- **Material shown**
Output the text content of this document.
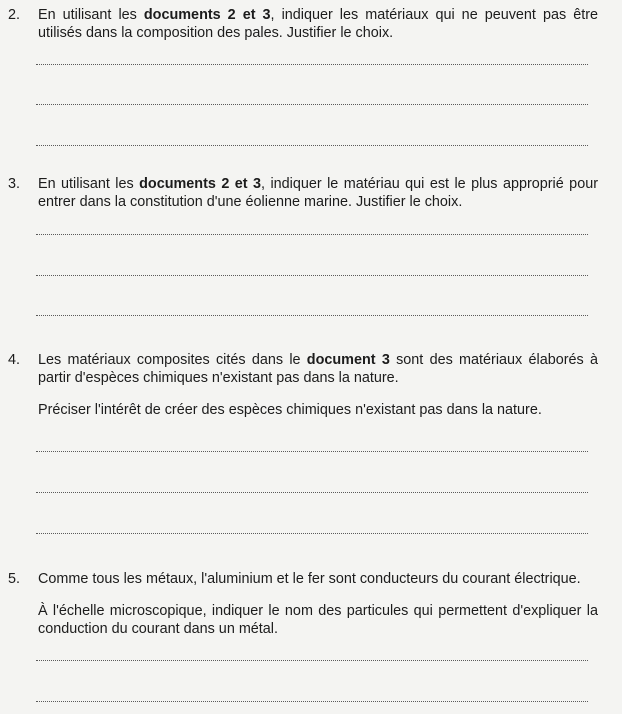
2.	En utilisant les documents 2 et 3, indiquer les matériaux qui ne peuvent pas être utilisés dans la composition des pales. Justifier le choix.
3.	En utilisant les documents 2 et 3, indiquer le matériau qui est le plus approprié pour entrer dans la constitution d'une éolienne marine. Justifier le choix.
4.	Les matériaux composites cités dans le document 3 sont des matériaux élaborés à partir d'espèces chimiques n'existant pas dans la nature.
Préciser l'intérêt de créer des espèces chimiques n'existant pas dans la nature.
5.	Comme tous les métaux, l'aluminium et le fer sont conducteurs du courant électrique.
À l'échelle microscopique, indiquer le nom des particules qui permettent d'expliquer la conduction du courant dans un métal.
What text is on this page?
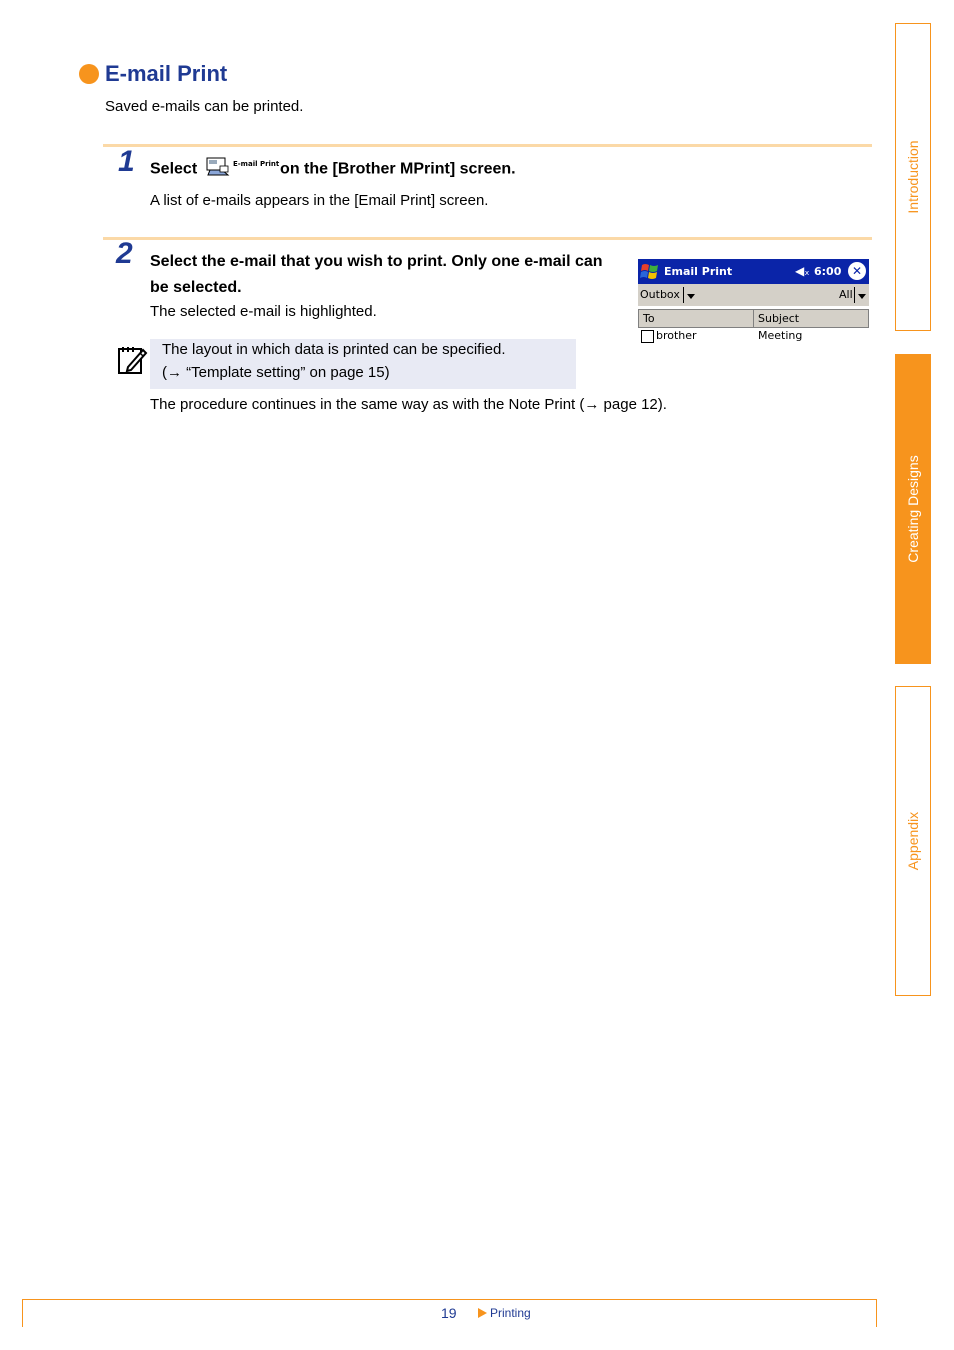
E-mail Print
Saved e-mails can be printed.
1 Select	E-mail Print on the [Brother MPrint] screen.
A list of e-mails appears in the [Email Print] screen.
2 Select the e-mail that you wish to print. Only one e-mail can be selected.
The selected e-mail is highlighted.
The layout in which data is printed can be specified.
(→ “Template setting” on page 15)
The procedure continues in the same way as with the Note Print (→ page 12).
Email Print	◀ₓ 6:00 ✕
Outbox	All
To	Subject
brother	Meeting
Introduction
Creating Designs
Appendix
19	Printing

- **Task description**
Return the material exactly as given, apart from the pictures.

- **Result below**
Output the text content of this document.
2.	En utilisant les documents 2 et 3, indiquer les matériaux qui ne peuvent pas être utilisés dans la composition des pales. Justifier le choix.
3.	En utilisant les documents 2 et 3, indiquer le matériau qui est le plus approprié pour entrer dans la constitution d'une éolienne marine. Justifier le choix.
4.	Les matériaux composites cités dans le document 3 sont des matériaux élaborés à partir d'espèces chimiques n'existant pas dans la nature.
Préciser l'intérêt de créer des espèces chimiques n'existant pas dans la nature.
5.	Comme tous les métaux, l'aluminium et le fer sont conducteurs du courant électrique.
À l'échelle microscopique, indiquer le nom des particules qui permettent d'expliquer la conduction du courant dans un métal.
What text is on this page?
E-mail Print
Saved e-mails can be printed.
1 Select	E-mail Print on the [Brother MPrint] screen.
A list of e-mails appears in the [Email Print] screen.
2 Select the e-mail that you wish to print. Only one e-mail can be selected.
The selected e-mail is highlighted.
The layout in which data is printed can be specified.
(→ “Template setting” on page 15)
The procedure continues in the same way as with the Note Print (→ page 12).
Email Print	◀ₓ 6:00 ✕
Outbox	All
To	Subject
brother	Meeting
Introduction
Creating Designs
Appendix
19	Printing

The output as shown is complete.